::: Records for the exercise :::

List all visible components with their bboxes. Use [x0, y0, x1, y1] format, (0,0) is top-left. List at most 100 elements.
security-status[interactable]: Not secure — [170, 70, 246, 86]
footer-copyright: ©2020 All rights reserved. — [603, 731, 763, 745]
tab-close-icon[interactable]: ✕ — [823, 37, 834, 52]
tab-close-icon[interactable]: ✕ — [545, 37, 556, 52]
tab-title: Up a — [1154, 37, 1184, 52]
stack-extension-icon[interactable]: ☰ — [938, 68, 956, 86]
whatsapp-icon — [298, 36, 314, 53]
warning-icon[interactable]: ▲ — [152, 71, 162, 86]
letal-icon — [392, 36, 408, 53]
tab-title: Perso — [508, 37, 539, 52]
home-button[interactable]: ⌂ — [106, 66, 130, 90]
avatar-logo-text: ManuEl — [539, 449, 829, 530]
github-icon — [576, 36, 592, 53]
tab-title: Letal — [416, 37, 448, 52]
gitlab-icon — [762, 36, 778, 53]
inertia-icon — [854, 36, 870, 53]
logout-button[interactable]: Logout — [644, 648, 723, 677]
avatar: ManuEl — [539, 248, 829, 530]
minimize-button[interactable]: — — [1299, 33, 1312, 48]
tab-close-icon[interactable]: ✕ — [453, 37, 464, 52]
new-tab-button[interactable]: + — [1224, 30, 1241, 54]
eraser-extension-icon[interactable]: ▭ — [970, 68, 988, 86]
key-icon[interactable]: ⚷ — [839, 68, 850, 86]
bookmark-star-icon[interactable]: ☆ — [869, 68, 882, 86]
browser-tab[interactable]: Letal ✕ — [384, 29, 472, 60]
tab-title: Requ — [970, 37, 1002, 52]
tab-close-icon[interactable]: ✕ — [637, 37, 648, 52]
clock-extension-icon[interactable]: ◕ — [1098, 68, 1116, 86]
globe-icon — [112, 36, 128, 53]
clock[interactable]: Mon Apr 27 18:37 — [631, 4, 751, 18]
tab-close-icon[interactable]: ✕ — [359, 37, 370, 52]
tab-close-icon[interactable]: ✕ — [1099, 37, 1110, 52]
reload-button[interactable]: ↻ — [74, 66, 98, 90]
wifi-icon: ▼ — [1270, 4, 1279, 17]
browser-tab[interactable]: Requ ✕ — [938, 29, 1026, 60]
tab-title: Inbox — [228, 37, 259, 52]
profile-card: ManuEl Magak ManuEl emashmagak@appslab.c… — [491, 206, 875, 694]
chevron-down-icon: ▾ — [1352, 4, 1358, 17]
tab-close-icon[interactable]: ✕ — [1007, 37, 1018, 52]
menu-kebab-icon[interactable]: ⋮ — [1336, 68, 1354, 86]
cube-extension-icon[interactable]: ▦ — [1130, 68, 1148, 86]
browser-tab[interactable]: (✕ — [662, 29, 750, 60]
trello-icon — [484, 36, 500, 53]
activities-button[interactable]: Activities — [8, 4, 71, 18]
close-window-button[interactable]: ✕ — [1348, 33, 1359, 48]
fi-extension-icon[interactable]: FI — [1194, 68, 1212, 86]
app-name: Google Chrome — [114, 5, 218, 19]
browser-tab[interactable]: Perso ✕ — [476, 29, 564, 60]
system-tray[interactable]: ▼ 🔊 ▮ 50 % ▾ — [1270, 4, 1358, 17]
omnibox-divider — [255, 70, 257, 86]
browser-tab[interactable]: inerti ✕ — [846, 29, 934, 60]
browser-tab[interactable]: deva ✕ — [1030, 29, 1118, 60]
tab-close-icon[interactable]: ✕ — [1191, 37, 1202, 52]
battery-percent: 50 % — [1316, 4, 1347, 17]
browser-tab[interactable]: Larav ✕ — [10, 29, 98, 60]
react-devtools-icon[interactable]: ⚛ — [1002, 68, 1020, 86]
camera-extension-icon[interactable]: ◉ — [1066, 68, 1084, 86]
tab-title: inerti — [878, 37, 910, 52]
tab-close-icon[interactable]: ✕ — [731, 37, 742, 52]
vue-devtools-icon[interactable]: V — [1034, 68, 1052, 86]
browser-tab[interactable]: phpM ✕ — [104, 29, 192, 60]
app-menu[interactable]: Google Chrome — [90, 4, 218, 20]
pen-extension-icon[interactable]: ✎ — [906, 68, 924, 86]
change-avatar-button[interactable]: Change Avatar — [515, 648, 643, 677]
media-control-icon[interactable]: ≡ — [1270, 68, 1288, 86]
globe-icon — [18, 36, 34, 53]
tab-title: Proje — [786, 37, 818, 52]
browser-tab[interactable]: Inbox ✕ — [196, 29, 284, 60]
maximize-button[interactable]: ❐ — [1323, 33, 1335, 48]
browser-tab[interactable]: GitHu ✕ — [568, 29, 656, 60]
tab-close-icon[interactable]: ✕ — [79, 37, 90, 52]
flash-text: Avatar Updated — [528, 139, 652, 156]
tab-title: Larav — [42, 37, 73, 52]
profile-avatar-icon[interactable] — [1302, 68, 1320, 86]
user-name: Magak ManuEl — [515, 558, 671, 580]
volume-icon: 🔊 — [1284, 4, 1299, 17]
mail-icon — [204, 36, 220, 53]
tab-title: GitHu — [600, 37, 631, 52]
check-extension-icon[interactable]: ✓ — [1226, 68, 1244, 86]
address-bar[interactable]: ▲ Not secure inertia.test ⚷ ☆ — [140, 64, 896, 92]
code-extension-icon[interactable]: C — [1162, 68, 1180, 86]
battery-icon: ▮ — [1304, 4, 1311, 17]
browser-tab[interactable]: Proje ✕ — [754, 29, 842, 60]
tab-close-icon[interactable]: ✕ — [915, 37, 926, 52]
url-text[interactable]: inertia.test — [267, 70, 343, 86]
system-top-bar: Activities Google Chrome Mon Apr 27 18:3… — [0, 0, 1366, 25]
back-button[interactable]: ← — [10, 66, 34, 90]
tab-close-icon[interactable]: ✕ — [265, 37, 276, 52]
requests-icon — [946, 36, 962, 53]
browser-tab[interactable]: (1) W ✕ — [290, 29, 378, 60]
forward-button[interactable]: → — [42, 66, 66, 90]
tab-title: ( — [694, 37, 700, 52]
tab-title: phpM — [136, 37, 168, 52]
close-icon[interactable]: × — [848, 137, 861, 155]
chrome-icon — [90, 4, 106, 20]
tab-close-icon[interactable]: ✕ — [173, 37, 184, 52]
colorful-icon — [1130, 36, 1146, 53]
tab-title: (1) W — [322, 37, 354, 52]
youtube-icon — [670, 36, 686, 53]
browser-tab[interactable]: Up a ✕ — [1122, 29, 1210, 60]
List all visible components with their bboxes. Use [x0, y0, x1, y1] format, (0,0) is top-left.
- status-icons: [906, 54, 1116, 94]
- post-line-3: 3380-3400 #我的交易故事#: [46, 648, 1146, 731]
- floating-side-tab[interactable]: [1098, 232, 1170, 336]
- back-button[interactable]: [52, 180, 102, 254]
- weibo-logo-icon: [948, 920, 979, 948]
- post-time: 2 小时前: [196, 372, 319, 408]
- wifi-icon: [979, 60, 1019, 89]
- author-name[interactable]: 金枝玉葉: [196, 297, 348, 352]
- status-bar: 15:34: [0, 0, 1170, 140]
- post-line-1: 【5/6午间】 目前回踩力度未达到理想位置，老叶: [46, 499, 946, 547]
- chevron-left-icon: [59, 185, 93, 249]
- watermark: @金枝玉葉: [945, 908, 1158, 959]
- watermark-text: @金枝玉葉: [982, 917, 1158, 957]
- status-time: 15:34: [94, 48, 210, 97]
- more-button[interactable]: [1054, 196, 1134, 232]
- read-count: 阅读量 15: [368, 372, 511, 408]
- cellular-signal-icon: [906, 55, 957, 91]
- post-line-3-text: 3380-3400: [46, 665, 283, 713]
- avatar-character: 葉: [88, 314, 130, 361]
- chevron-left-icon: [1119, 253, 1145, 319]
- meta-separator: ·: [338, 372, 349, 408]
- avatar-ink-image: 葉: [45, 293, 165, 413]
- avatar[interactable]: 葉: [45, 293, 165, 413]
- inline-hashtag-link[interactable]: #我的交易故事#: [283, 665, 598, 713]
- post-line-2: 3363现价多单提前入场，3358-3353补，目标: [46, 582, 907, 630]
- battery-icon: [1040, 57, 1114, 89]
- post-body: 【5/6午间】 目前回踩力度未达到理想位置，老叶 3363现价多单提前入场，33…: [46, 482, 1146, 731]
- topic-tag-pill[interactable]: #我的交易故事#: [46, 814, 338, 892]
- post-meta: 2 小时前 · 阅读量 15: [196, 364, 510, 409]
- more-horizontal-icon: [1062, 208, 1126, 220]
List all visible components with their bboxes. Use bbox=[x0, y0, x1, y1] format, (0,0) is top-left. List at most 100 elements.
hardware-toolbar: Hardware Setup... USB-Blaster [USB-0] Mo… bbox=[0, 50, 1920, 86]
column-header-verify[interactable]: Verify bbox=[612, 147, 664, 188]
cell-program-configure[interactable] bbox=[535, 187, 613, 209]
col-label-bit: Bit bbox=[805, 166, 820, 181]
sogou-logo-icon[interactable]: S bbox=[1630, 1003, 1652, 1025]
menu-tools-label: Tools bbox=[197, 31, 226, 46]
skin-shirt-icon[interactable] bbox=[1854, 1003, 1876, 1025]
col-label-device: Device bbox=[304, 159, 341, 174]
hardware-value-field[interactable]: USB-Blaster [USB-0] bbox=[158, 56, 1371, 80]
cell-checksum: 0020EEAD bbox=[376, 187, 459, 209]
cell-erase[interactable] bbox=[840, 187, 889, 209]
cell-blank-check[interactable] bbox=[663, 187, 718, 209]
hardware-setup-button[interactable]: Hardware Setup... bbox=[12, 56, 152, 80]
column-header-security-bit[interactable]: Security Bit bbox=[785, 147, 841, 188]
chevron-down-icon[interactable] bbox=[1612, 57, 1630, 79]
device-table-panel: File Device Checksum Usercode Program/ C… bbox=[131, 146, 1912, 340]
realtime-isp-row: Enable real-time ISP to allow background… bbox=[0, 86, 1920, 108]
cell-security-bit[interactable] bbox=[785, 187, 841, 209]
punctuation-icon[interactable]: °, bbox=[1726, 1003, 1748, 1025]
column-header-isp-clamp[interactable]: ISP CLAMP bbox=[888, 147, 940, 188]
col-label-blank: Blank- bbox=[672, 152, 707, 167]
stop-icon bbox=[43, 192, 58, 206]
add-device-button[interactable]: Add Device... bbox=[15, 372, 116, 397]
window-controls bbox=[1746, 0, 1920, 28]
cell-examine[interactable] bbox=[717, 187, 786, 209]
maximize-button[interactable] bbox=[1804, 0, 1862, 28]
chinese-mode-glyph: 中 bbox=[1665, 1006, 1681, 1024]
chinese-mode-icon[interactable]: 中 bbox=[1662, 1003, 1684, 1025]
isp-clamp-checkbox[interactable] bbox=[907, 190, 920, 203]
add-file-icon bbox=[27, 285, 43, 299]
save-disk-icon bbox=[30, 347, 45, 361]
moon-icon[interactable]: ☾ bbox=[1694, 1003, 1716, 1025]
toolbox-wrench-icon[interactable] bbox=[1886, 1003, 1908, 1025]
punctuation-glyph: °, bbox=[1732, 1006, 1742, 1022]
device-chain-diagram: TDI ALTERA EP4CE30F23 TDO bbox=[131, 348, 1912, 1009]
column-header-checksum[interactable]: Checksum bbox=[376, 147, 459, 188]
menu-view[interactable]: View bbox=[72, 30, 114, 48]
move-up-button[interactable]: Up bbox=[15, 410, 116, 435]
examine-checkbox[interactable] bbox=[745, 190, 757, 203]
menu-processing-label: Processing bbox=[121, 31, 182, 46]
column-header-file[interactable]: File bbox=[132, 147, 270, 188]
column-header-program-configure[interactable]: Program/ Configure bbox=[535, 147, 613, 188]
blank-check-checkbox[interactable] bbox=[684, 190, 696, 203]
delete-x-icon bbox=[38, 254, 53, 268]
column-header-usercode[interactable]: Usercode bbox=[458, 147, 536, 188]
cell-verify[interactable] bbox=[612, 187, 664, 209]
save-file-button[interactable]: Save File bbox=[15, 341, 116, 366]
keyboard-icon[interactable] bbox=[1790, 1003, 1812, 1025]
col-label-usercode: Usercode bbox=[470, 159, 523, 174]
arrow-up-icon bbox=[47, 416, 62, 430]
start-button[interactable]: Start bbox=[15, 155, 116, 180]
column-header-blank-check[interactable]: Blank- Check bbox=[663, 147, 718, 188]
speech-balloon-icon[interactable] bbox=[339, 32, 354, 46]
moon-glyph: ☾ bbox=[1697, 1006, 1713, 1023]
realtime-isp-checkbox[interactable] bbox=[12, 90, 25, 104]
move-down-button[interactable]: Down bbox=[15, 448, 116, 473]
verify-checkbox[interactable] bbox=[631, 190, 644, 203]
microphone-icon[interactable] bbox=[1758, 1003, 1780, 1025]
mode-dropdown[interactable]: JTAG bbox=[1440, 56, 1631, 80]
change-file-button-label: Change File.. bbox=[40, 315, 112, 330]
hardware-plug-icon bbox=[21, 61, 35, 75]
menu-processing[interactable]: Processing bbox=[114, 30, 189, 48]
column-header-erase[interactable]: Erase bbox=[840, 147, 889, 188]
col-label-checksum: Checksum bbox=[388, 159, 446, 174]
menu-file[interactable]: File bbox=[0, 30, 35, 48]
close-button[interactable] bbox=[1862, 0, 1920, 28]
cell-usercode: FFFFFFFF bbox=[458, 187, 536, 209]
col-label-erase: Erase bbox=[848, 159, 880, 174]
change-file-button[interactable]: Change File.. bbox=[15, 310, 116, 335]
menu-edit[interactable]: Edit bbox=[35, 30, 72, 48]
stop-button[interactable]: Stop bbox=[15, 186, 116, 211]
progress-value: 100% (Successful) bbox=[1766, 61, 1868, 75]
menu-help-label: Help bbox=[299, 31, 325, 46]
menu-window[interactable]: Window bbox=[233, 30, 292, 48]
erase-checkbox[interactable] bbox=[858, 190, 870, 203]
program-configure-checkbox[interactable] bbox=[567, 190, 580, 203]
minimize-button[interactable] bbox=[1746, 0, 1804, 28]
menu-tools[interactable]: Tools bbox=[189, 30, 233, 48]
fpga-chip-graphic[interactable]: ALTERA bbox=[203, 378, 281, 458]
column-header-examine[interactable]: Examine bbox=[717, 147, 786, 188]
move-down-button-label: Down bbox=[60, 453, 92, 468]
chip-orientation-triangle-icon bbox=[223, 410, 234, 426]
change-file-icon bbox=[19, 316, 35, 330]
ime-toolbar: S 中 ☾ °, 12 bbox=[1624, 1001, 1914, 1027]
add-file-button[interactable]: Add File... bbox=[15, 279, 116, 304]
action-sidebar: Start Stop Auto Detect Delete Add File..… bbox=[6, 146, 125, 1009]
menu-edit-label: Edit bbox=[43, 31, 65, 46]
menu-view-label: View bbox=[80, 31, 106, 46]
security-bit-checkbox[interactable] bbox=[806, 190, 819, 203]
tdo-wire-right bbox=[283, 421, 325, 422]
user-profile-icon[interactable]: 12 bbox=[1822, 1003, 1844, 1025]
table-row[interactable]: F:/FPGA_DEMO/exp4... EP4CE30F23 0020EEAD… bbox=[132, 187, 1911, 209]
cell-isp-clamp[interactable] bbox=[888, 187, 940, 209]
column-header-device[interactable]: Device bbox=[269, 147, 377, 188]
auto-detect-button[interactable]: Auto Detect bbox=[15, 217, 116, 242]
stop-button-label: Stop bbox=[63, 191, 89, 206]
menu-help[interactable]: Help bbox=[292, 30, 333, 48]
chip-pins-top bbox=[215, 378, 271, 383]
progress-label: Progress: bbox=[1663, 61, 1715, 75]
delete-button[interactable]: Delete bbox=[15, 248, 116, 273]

:::

◆ Job ◆
Rewrite the lines starting at the first one and ending at the line that contains "tab-title: Perso — [508, 37, 539, 52]", with "tab-close-icon" replaced by "close-tab-icon" and everything else left unchanged.

◆ Final result ◆
List all visible components with their bboxes. Use [x0, y0, x1, y1] format, (0,0) is top-left. List at most 100 elements.
security-status[interactable]: Not secure — [170, 70, 246, 86]
footer-copyright: ©2020 All rights reserved. — [603, 731, 763, 745]
close-tab-icon[interactable]: ✕ — [823, 37, 834, 52]
close-tab-icon[interactable]: ✕ — [545, 37, 556, 52]
tab-title: Up a — [1154, 37, 1184, 52]
stack-extension-icon[interactable]: ☰ — [938, 68, 956, 86]
whatsapp-icon — [298, 36, 314, 53]
warning-icon[interactable]: ▲ — [152, 71, 162, 86]
letal-icon — [392, 36, 408, 53]
tab-title: Perso — [508, 37, 539, 52]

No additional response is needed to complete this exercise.